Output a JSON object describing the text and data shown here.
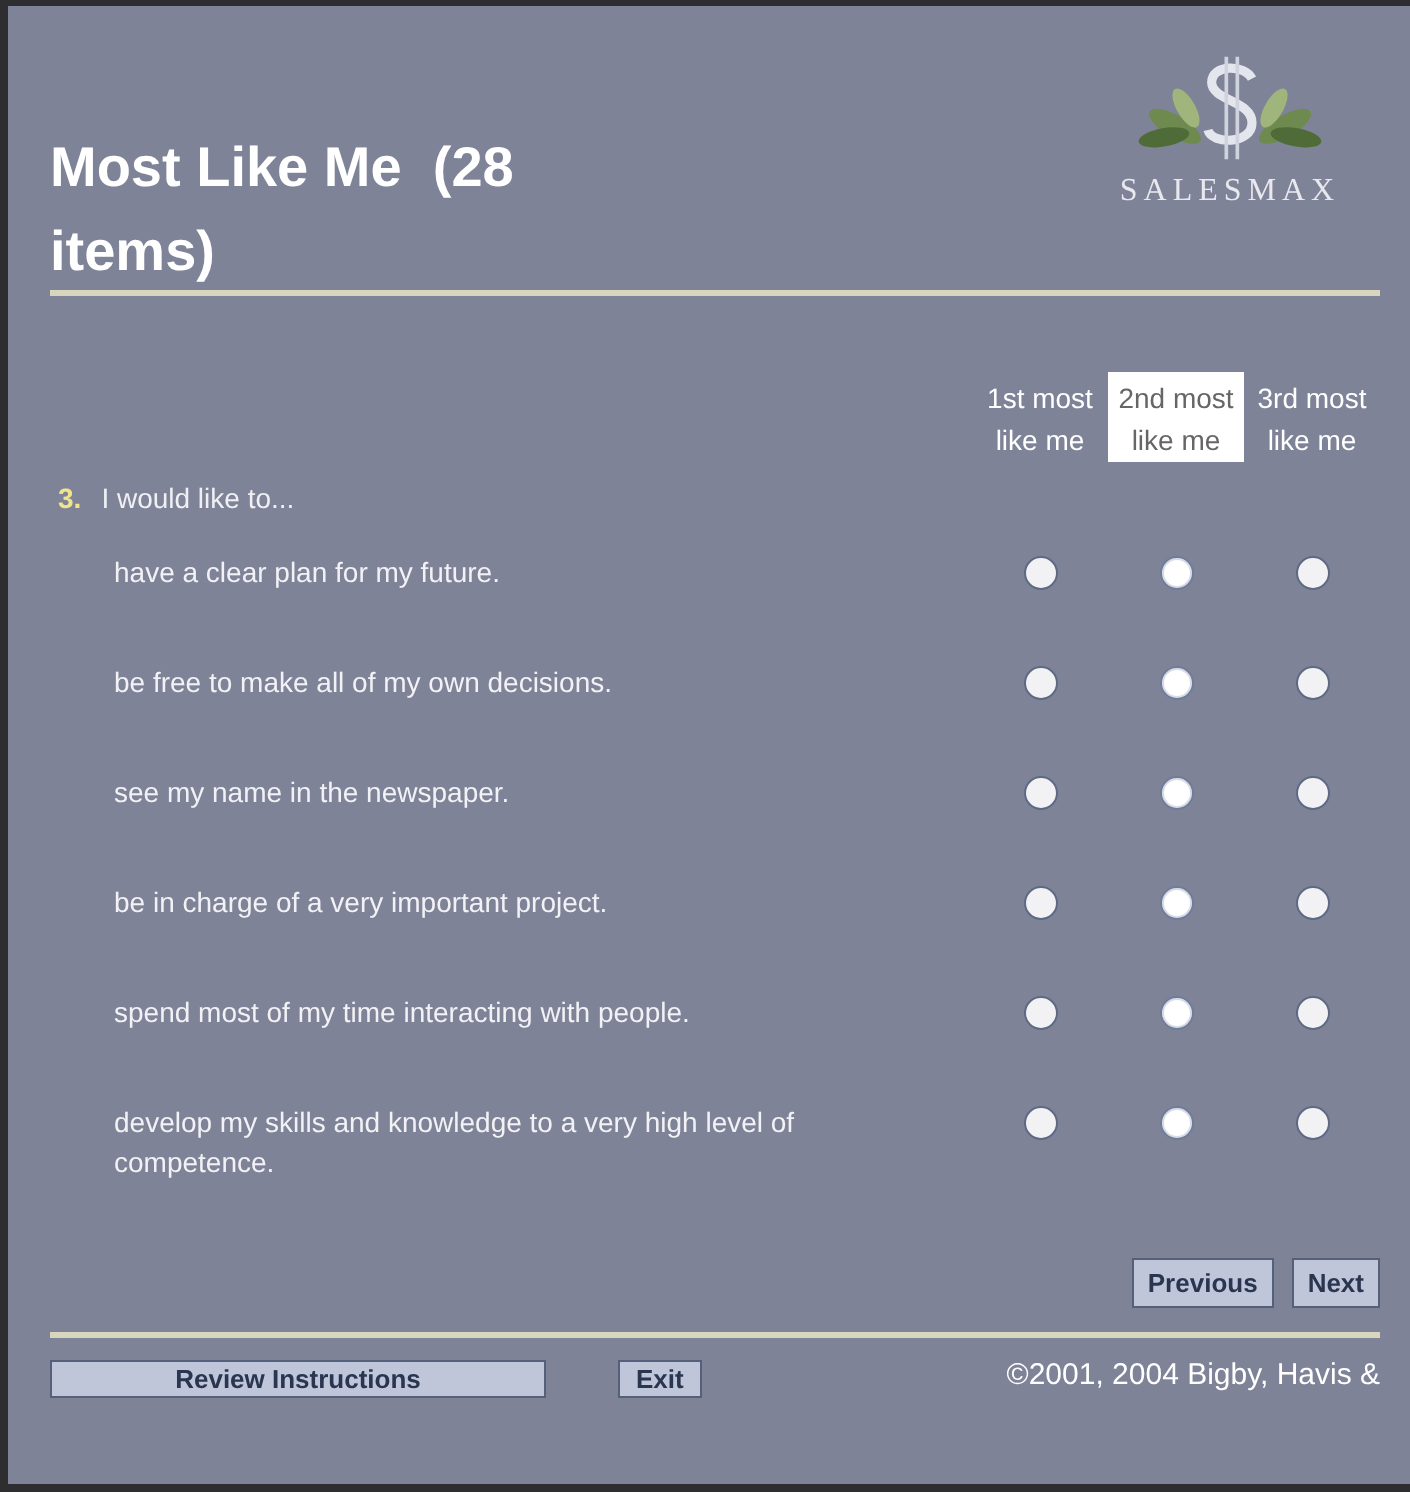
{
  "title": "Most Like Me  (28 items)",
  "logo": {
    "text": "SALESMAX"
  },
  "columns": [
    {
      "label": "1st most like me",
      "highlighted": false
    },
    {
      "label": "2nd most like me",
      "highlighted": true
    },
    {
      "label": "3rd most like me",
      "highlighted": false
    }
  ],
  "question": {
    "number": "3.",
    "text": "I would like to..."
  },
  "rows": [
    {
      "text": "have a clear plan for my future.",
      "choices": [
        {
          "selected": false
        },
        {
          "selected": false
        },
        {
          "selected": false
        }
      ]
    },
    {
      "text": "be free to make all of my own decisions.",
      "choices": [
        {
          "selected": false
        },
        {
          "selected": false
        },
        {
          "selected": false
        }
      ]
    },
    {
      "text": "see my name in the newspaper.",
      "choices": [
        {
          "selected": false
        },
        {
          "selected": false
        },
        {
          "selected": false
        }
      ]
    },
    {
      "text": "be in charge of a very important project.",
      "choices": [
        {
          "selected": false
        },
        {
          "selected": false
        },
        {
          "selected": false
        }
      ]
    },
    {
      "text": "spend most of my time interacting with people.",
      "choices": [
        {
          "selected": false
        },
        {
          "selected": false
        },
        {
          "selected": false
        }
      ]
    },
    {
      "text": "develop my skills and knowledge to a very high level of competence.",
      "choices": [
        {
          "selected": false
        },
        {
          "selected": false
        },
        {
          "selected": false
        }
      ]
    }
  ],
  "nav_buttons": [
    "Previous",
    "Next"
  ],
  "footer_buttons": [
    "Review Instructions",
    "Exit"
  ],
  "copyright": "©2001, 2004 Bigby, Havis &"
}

---*---

#### What this task involves
Show each line of the listing that holds the string "very".

#### Expected answer
      "text": "be in charge of a very important project.",
      "text": "develop my skills and knowledge to a very high level of competence.",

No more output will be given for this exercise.